── Given records

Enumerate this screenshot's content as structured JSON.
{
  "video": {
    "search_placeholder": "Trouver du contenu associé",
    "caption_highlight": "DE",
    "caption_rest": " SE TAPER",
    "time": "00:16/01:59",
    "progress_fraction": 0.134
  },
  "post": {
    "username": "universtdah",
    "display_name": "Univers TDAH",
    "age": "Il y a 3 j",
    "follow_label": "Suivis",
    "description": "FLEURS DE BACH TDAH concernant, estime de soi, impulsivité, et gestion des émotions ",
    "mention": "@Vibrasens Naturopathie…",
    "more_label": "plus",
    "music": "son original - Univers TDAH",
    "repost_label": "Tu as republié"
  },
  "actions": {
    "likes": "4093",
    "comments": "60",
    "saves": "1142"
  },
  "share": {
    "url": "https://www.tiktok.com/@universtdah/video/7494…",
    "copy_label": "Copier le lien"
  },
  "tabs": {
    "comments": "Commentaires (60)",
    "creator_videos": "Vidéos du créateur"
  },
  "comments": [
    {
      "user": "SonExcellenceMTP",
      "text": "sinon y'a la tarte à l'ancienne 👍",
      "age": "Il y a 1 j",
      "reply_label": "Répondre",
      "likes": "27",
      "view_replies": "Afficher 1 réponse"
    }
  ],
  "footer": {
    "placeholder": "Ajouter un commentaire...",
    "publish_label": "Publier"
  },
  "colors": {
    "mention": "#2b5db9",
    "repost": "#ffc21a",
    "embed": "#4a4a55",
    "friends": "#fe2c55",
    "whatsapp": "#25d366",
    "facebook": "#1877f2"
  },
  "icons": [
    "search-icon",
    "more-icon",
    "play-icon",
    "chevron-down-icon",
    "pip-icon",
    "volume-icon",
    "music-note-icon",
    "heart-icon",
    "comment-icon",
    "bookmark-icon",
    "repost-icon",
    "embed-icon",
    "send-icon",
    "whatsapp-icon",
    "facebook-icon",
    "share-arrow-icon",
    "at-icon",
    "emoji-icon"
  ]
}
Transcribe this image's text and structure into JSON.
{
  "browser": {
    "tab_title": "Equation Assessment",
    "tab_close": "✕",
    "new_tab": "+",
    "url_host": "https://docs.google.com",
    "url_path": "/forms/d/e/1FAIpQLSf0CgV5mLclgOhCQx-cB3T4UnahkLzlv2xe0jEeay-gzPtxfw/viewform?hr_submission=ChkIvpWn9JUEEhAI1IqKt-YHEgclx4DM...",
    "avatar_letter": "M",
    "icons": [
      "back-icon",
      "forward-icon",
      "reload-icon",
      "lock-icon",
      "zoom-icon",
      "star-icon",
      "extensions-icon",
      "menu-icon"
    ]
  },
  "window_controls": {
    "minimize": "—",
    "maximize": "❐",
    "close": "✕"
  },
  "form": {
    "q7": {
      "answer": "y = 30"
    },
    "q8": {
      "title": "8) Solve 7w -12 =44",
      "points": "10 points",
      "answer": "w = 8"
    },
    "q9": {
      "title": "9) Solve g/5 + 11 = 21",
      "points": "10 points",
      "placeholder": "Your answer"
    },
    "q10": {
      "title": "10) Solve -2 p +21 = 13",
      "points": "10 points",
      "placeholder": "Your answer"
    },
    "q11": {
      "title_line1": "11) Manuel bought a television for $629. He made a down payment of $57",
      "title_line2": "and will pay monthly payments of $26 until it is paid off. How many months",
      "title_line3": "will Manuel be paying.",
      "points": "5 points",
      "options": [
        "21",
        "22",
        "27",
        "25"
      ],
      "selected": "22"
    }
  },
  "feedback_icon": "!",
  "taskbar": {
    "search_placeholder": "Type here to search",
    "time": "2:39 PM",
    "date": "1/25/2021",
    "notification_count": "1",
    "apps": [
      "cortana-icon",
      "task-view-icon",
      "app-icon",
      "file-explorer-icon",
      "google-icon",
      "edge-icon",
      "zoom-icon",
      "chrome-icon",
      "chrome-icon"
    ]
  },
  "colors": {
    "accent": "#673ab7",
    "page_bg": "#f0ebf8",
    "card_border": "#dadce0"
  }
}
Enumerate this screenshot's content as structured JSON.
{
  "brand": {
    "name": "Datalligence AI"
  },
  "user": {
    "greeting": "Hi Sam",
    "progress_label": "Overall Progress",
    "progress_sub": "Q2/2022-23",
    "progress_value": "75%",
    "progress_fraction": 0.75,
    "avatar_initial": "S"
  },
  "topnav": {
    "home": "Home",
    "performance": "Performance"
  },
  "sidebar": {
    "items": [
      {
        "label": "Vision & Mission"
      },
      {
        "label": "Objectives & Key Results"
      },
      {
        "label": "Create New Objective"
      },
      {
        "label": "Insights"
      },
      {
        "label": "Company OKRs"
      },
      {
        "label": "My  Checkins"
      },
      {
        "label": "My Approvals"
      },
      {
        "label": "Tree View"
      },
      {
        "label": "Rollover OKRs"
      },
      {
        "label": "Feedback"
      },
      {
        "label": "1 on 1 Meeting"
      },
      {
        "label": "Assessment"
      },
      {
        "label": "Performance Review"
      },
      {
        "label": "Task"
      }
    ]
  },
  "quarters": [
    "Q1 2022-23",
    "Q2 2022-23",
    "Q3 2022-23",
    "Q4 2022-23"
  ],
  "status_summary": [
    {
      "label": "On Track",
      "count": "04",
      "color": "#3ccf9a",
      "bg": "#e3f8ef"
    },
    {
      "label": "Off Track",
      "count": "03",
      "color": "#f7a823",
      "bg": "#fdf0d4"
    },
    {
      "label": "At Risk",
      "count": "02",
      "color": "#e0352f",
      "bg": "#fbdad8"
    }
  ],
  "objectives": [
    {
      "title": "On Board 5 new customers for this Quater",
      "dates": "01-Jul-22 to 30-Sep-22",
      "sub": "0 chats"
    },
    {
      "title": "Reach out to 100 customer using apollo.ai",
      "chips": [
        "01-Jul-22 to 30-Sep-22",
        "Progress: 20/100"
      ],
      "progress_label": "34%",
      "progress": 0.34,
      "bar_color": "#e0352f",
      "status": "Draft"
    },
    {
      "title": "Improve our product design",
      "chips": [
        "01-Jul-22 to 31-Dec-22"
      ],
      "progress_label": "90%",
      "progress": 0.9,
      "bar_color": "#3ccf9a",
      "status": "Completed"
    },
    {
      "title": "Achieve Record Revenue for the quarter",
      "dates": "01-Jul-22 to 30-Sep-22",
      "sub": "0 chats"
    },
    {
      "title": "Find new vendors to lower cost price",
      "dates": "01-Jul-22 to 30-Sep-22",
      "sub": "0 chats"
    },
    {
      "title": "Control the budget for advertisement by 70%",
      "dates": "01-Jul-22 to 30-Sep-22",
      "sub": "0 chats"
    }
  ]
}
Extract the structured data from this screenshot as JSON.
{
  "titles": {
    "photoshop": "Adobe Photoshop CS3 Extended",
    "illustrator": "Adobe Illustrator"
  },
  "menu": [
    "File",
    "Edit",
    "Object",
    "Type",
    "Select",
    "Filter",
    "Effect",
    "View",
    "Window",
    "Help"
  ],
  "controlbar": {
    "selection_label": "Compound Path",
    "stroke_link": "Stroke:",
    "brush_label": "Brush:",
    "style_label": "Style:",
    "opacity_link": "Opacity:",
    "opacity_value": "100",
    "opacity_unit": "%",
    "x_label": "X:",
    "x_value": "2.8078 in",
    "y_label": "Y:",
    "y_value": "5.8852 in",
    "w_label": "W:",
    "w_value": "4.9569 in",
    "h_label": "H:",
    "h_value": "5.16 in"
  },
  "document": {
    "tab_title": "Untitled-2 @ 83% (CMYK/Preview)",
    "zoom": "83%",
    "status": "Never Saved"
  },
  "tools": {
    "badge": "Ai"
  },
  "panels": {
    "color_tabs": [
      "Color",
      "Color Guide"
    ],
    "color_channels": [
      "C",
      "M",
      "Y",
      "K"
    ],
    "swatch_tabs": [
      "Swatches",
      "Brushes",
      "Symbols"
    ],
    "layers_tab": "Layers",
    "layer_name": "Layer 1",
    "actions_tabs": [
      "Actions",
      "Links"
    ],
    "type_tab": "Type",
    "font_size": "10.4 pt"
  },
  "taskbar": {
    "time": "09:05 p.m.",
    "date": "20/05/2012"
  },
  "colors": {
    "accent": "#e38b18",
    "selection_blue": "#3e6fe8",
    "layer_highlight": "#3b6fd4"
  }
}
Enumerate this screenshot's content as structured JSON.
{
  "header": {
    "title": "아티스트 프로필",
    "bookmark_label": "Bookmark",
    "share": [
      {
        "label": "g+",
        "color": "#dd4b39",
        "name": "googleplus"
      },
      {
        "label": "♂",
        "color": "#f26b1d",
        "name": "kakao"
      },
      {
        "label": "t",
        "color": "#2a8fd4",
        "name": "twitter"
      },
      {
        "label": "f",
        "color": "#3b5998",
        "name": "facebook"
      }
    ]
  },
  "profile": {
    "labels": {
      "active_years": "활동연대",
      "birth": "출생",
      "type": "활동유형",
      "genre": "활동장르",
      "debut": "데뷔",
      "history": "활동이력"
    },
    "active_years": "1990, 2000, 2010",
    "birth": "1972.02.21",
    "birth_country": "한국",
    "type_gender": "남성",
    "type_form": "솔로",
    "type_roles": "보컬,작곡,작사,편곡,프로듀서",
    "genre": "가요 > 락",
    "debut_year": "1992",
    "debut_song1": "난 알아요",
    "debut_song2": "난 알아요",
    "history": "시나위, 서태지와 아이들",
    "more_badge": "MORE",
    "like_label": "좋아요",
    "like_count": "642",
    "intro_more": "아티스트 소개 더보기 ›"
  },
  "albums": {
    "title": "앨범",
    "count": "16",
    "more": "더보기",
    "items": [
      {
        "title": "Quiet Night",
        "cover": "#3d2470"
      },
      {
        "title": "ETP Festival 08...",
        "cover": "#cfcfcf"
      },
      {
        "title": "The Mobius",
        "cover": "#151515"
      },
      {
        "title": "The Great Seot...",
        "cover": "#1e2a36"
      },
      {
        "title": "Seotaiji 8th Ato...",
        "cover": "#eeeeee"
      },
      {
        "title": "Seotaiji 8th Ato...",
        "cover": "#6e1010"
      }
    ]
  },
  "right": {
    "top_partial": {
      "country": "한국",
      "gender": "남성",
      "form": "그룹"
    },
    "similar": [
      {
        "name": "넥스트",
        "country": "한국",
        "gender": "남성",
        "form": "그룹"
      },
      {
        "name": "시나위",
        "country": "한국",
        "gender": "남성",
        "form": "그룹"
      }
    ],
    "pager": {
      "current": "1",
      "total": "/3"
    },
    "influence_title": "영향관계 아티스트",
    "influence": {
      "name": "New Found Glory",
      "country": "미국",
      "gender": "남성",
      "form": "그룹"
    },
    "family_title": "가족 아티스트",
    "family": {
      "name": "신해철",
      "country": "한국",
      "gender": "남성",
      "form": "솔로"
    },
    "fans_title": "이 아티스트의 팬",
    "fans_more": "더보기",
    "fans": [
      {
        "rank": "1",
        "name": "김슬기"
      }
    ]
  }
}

────

> **Exercise instructions**: Find each line holding the word "universtdah" and copy it.

> **Solution to this problem**:
    "username": "universtdah",
    "url": "https://www.tiktok.com/@universtdah/video/7494…",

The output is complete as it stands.